Return all the data, word for word.

>>

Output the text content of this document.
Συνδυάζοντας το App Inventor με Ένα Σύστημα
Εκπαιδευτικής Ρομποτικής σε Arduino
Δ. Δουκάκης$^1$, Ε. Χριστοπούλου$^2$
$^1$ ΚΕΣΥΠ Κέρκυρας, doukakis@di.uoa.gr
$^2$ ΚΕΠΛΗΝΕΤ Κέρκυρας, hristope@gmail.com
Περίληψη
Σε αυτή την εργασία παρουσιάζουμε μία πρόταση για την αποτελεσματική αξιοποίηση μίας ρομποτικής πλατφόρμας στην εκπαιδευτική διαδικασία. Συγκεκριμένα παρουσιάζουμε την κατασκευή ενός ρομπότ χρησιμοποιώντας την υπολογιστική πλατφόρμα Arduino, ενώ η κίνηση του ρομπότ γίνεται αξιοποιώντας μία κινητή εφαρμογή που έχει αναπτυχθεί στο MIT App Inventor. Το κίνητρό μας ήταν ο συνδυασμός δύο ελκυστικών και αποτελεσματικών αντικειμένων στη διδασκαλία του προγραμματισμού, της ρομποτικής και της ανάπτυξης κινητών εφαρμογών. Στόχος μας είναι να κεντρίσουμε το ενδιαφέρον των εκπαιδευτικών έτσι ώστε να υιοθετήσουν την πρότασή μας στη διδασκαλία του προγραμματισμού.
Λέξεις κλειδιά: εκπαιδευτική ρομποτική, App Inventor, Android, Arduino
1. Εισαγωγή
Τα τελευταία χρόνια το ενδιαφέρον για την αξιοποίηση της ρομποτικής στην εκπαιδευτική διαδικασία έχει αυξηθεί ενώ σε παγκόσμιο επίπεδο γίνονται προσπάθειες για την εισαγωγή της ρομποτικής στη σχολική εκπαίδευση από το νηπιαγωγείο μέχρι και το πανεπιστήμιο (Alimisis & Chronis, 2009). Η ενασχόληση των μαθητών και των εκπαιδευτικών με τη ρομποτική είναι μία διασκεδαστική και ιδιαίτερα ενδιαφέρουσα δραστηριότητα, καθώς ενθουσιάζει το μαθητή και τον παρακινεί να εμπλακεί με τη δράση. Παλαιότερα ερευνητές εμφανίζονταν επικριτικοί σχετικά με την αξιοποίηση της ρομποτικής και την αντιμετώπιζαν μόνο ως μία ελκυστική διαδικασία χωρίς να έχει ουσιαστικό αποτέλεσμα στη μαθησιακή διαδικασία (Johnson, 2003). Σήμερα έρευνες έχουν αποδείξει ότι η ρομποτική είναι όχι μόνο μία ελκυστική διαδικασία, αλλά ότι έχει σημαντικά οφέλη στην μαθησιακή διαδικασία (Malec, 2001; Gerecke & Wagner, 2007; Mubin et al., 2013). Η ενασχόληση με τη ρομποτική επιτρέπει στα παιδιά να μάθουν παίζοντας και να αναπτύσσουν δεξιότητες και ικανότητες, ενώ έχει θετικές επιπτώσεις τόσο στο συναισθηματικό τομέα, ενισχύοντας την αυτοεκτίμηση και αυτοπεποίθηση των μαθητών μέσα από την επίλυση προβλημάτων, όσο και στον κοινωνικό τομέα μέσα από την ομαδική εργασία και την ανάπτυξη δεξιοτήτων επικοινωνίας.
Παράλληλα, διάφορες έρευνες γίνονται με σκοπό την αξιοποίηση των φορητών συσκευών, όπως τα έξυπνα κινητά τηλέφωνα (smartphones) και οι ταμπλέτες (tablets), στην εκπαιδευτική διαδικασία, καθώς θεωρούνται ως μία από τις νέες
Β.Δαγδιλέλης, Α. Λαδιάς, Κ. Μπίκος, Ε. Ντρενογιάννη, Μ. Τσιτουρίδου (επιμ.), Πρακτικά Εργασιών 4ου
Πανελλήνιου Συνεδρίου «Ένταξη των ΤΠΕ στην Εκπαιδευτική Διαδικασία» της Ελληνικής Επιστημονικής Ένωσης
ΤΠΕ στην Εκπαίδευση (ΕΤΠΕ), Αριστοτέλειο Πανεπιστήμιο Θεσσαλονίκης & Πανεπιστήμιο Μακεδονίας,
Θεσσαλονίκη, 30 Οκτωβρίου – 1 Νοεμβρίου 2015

<<

## SOLUTION TO THIS PROBLEM
Output the text content of this document.
Συνδυάζοντας το App Inventor με Ένα Σύστημα
Εκπαιδευτικής Ρομποτικής σε Arduino
Δ. Δουκάκης$^1$, Ε. Χριστοπούλου$^2$
$^1$ ΚΕΣΥΠ Κέρκυρας, doukakis@di.uoa.gr
$^2$ ΚΕΠΛΗΝΕΤ Κέρκυρας, hristope@gmail.com
Περίληψη
Σε αυτή την εργασία παρουσιάζουμε μία πρόταση για την αποτελεσματική αξιοποίηση μίας ρομποτικής πλατφόρμας στην εκπαιδευτική διαδικασία. Συγκεκριμένα παρουσιάζουμε την κατασκευή ενός ρομπότ χρησιμοποιώντας την υπολογιστική πλατφόρμα Arduino, ενώ η κίνηση του ρομπότ γίνεται αξιοποιώντας μία κινητή εφαρμογή που έχει αναπτυχθεί στο MIT App Inventor. Το κίνητρό μας ήταν ο συνδυασμός δύο ελκυστικών και αποτελεσματικών αντικειμένων στη διδασκαλία του προγραμματισμού, της ρομποτικής και της ανάπτυξης κινητών εφαρμογών. Στόχος μας είναι να κεντρίσουμε το ενδιαφέρον των εκπαιδευτικών έτσι ώστε να υιοθετήσουν την πρότασή μας στη διδασκαλία του προγραμματισμού.
Λέξεις κλειδιά: εκπαιδευτική ρομποτική, App Inventor, Android, Arduino
1. Εισαγωγή
Τα τελευταία χρόνια το ενδιαφέρον για την αξιοποίηση της ρομποτικής στην εκπαιδευτική διαδικασία έχει αυξηθεί ενώ σε παγκόσμιο επίπεδο γίνονται προσπάθειες για την εισαγωγή της ρομποτικής στη σχολική εκπαίδευση από το νηπιαγωγείο μέχρι και το πανεπιστήμιο (Alimisis & Chronis, 2009). Η ενασχόληση των μαθητών και των εκπαιδευτικών με τη ρομποτική είναι μία διασκεδαστική και ιδιαίτερα ενδιαφέρουσα δραστηριότητα, καθώς ενθουσιάζει το μαθητή και τον παρακινεί να εμπλακεί με τη δράση. Παλαιότερα ερευνητές εμφανίζονταν επικριτικοί σχετικά με την αξιοποίηση της ρομποτικής και την αντιμετώπιζαν μόνο ως μία ελκυστική διαδικασία χωρίς να έχει ουσιαστικό αποτέλεσμα στη μαθησιακή διαδικασία (Johnson, 2003). Σήμερα έρευνες έχουν αποδείξει ότι η ρομποτική είναι όχι μόνο μία ελκυστική διαδικασία, αλλά ότι έχει σημαντικά οφέλη στην μαθησιακή διαδικασία (Malec, 2001; Gerecke & Wagner, 2007; Mubin et al., 2013). Η ενασχόληση με τη ρομποτική επιτρέπει στα παιδιά να μάθουν παίζοντας και να αναπτύσσουν δεξιότητες και ικανότητες, ενώ έχει θετικές επιπτώσεις τόσο στο συναισθηματικό τομέα, ενισχύοντας την αυτοεκτίμηση και αυτοπεποίθηση των μαθητών μέσα από την επίλυση προβλημάτων, όσο και στον κοινωνικό τομέα μέσα από την ομαδική εργασία και την ανάπτυξη δεξιοτήτων επικοινωνίας.
Παράλληλα, διάφορες έρευνες γίνονται με σκοπό την αξιοποίηση των φορητών συσκευών, όπως τα έξυπνα κινητά τηλέφωνα (smartphones) και οι ταμπλέτες (tablets), στην εκπαιδευτική διαδικασία, καθώς θεωρούνται ως μία από τις νέες
Β.Δαγδιλέλης, Α. Λαδιάς, Κ. Μπίκος, Ε. Ντρενογιάννη, Μ. Τσιτουρίδου (επιμ.), Πρακτικά Εργασιών 4ου
Πανελλήνιου Συνεδρίου «Ένταξη των ΤΠΕ στην Εκπαιδευτική Διαδικασία» της Ελληνικής Επιστημονικής Ένωσης
ΤΠΕ στην Εκπαίδευση (ΕΤΠΕ), Αριστοτέλειο Πανεπιστήμιο Θεσσαλονίκης & Πανεπιστήμιο Μακεδονίας,
Θεσσαλονίκη, 30 Οκτωβρίου – 1 Νοεμβρίου 2015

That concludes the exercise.